Each entry below is to be printed verbatim.

◆ AVAILABLE DATA
--- Start ---

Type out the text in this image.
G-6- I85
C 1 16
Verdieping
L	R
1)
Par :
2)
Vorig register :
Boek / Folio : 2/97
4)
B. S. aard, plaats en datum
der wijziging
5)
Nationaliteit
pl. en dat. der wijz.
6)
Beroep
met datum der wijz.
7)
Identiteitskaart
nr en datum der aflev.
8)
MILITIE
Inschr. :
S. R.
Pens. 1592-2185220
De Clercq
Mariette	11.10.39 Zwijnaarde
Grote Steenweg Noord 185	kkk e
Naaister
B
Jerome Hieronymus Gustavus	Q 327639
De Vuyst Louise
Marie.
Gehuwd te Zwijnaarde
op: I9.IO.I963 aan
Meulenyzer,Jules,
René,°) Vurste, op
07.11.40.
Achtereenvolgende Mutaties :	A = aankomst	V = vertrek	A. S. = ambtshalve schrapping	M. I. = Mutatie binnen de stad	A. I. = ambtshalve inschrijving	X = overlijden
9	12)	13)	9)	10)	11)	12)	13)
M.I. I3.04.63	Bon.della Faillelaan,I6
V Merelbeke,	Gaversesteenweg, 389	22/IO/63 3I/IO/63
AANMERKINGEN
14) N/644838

--- End ---

◆ FINAL RESULT
Type out the text in this image.
G-6- I85
C 1 16
Verdieping
L	R
1)
Par :
2)
Vorig register :
Boek / Folio : 2/97
4)
B. S. aard, plaats en datum
der wijziging
5)
Nationaliteit
pl. en dat. der wijz.
6)
Beroep
met datum der wijz.
7)
Identiteitskaart
nr en datum der aflev.
8)
MILITIE
Inschr. :
S. R.
Pens. 1592-2185220
De Clercq
Mariette	11.10.39 Zwijnaarde
Grote Steenweg Noord 185	kkk e
Naaister
B
Jerome Hieronymus Gustavus	Q 327639
De Vuyst Louise
Marie.
Gehuwd te Zwijnaarde
op: I9.IO.I963 aan
Meulenyzer,Jules,
René,°) Vurste, op
07.11.40.
Achtereenvolgende Mutaties :	A = aankomst	V = vertrek	A. S. = ambtshalve schrapping	M. I. = Mutatie binnen de stad	A. I. = ambtshalve inschrijving	X = overlijden
9	12)	13)	9)	10)	11)	12)	13)
M.I. I3.04.63	Bon.della Faillelaan,I6
V Merelbeke,	Gaversesteenweg, 389	22/IO/63 3I/IO/63
AANMERKINGEN
14) N/644838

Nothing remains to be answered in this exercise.